**What you are asked to do:** Give the number of lines in the listing below that include the word "name", with nothing more.

**Data for this exercise:**
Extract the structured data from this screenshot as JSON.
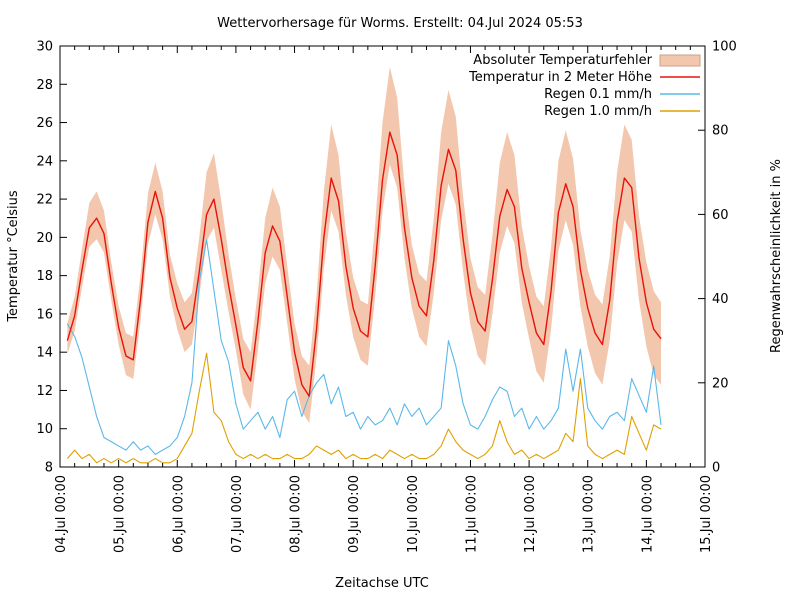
{
  "chart_data": {
    "type": "line",
    "title": "Wettervorhersage für Worms. Erstellt: 04.Jul 2024 05:53",
    "xlabel": "Zeitachse UTC",
    "ylabel_left": "Temperatur °Celsius",
    "ylabel_right": "Regenwahrscheinlichkeit in %",
    "grid": false,
    "legend_position": "top-right-inside",
    "x_axis": {
      "tick_labels": [
        "04.Jul 00:00",
        "05.Jul 00:00",
        "06.Jul 00:00",
        "07.Jul 00:00",
        "08.Jul 00:00",
        "09.Jul 00:00",
        "10.Jul 00:00",
        "11.Jul 00:00",
        "12.Jul 00:00",
        "13.Jul 00:00",
        "14.Jul 00:00",
        "15.Jul 00:00"
      ],
      "range_hours": [
        0,
        264
      ],
      "major_step_hours": 24,
      "minor_step_hours": 6
    },
    "y_axis_left": {
      "min": 8,
      "max": 30,
      "ticks": [
        8,
        10,
        12,
        14,
        16,
        18,
        20,
        22,
        24,
        26,
        28,
        30
      ]
    },
    "y_axis_right": {
      "min": 0,
      "max": 100,
      "ticks": [
        0,
        20,
        40,
        60,
        80,
        100
      ]
    },
    "time_hours": [
      3,
      6,
      9,
      12,
      15,
      18,
      21,
      24,
      27,
      30,
      33,
      36,
      39,
      42,
      45,
      48,
      51,
      54,
      57,
      60,
      63,
      66,
      69,
      72,
      75,
      78,
      81,
      84,
      87,
      90,
      93,
      96,
      99,
      102,
      105,
      108,
      111,
      114,
      117,
      120,
      123,
      126,
      129,
      132,
      135,
      138,
      141,
      144,
      147,
      150,
      153,
      156,
      159,
      162,
      165,
      168,
      171,
      174,
      177,
      180,
      183,
      186,
      189,
      192,
      195,
      198,
      201,
      204,
      207,
      210,
      213,
      216,
      219,
      222,
      225,
      228,
      231,
      234,
      237,
      240,
      243,
      246
    ],
    "series": [
      {
        "name": "Absoluter Temperaturfehler",
        "kind": "band",
        "axis": "left",
        "color": "#f3c7ad",
        "edge_color": "#c8a088",
        "err_up": [
          0.9,
          1.0,
          1.1,
          1.3,
          1.4,
          1.2,
          1.1,
          1.1,
          1.2,
          1.2,
          1.3,
          1.5,
          1.5,
          1.4,
          1.2,
          1.3,
          1.4,
          1.5,
          1.8,
          2.2,
          2.4,
          2.0,
          1.6,
          1.4,
          1.5,
          1.5,
          1.6,
          1.8,
          2.0,
          1.8,
          1.6,
          1.5,
          1.5,
          1.6,
          1.8,
          2.4,
          2.8,
          2.4,
          1.8,
          1.6,
          1.6,
          1.7,
          2.2,
          3.0,
          3.4,
          3.0,
          2.2,
          1.7,
          1.7,
          1.8,
          2.2,
          2.8,
          3.1,
          2.8,
          2.2,
          1.8,
          1.8,
          1.9,
          2.3,
          2.8,
          3.0,
          2.7,
          2.2,
          1.9,
          1.9,
          2.0,
          2.3,
          2.7,
          2.8,
          2.5,
          2.1,
          2.0,
          2.0,
          2.1,
          2.3,
          2.6,
          2.8,
          2.5,
          2.2,
          2.1,
          2.0,
          1.9
        ],
        "err_dn": [
          0.7,
          0.8,
          0.9,
          1.0,
          1.1,
          1.0,
          0.9,
          0.9,
          1.0,
          1.0,
          1.1,
          1.2,
          1.2,
          1.1,
          1.0,
          1.1,
          1.2,
          1.2,
          1.3,
          1.4,
          1.5,
          1.6,
          1.4,
          1.3,
          1.4,
          1.5,
          1.5,
          1.6,
          1.6,
          1.5,
          1.4,
          1.4,
          1.4,
          1.4,
          1.5,
          1.6,
          1.7,
          1.6,
          1.5,
          1.5,
          1.5,
          1.5,
          1.6,
          1.6,
          1.7,
          1.7,
          1.6,
          1.6,
          1.6,
          1.6,
          1.7,
          1.8,
          1.8,
          1.8,
          1.7,
          1.7,
          1.8,
          1.8,
          1.8,
          1.9,
          1.9,
          1.9,
          1.8,
          1.9,
          2.0,
          2.0,
          2.0,
          2.0,
          1.9,
          2.0,
          1.9,
          2.0,
          2.1,
          2.1,
          2.1,
          2.2,
          2.2,
          2.3,
          2.2,
          2.3,
          2.4,
          2.4
        ]
      },
      {
        "name": "Temperatur in 2 Meter Höhe",
        "kind": "line",
        "axis": "left",
        "color": "#e8120b",
        "width": 1.4,
        "values": [
          14.6,
          15.9,
          18.3,
          20.5,
          21.0,
          20.2,
          17.6,
          15.3,
          13.8,
          13.6,
          16.8,
          20.8,
          22.4,
          21.0,
          17.9,
          16.3,
          15.2,
          15.6,
          18.2,
          21.2,
          22.0,
          19.9,
          17.5,
          15.4,
          13.2,
          12.5,
          15.6,
          19.2,
          20.6,
          19.8,
          16.9,
          14.0,
          12.3,
          11.7,
          15.2,
          20.0,
          23.1,
          21.9,
          18.5,
          16.3,
          15.1,
          14.8,
          18.5,
          23.0,
          25.5,
          24.3,
          20.5,
          17.9,
          16.4,
          15.9,
          18.8,
          22.7,
          24.6,
          23.5,
          19.9,
          17.1,
          15.6,
          15.1,
          17.8,
          21.1,
          22.5,
          21.6,
          18.4,
          16.6,
          15.0,
          14.4,
          17.2,
          21.3,
          22.8,
          21.6,
          18.3,
          16.3,
          15.0,
          14.4,
          16.7,
          20.8,
          23.1,
          22.6,
          18.9,
          16.6,
          15.2,
          14.7
        ]
      },
      {
        "name": "Regen 0.1 mm/h",
        "kind": "line",
        "axis": "right",
        "color": "#5bb8ea",
        "width": 1.1,
        "values": [
          34,
          31,
          26,
          19,
          12,
          7,
          6,
          5,
          4,
          6,
          4,
          5,
          3,
          4,
          5,
          7,
          12,
          20,
          44,
          54,
          42,
          30,
          25,
          15,
          9,
          11,
          13,
          9,
          12,
          7,
          16,
          18,
          12,
          17,
          20,
          22,
          15,
          19,
          12,
          13,
          9,
          12,
          10,
          11,
          14,
          10,
          15,
          12,
          14,
          10,
          12,
          14,
          30,
          24,
          15,
          10,
          9,
          12,
          16,
          19,
          18,
          12,
          14,
          9,
          12,
          9,
          11,
          14,
          28,
          18,
          28,
          14,
          11,
          9,
          12,
          13,
          11,
          21,
          17,
          13,
          24,
          10
        ]
      },
      {
        "name": "Regen 1.0 mm/h",
        "kind": "line",
        "axis": "right",
        "color": "#dfa002",
        "width": 1.1,
        "values": [
          2,
          4,
          2,
          3,
          1,
          2,
          1,
          2,
          1,
          2,
          1,
          1,
          2,
          1,
          1,
          2,
          5,
          8,
          18,
          27,
          13,
          11,
          6,
          3,
          2,
          3,
          2,
          3,
          2,
          2,
          3,
          2,
          2,
          3,
          5,
          4,
          3,
          4,
          2,
          3,
          2,
          2,
          3,
          2,
          4,
          3,
          2,
          3,
          2,
          2,
          3,
          5,
          9,
          6,
          4,
          3,
          2,
          3,
          5,
          11,
          6,
          3,
          4,
          2,
          3,
          2,
          3,
          4,
          8,
          6,
          21,
          5,
          3,
          2,
          3,
          4,
          3,
          12,
          8,
          4,
          10,
          9
        ]
      }
    ]
  }
}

**Expected answer:** 4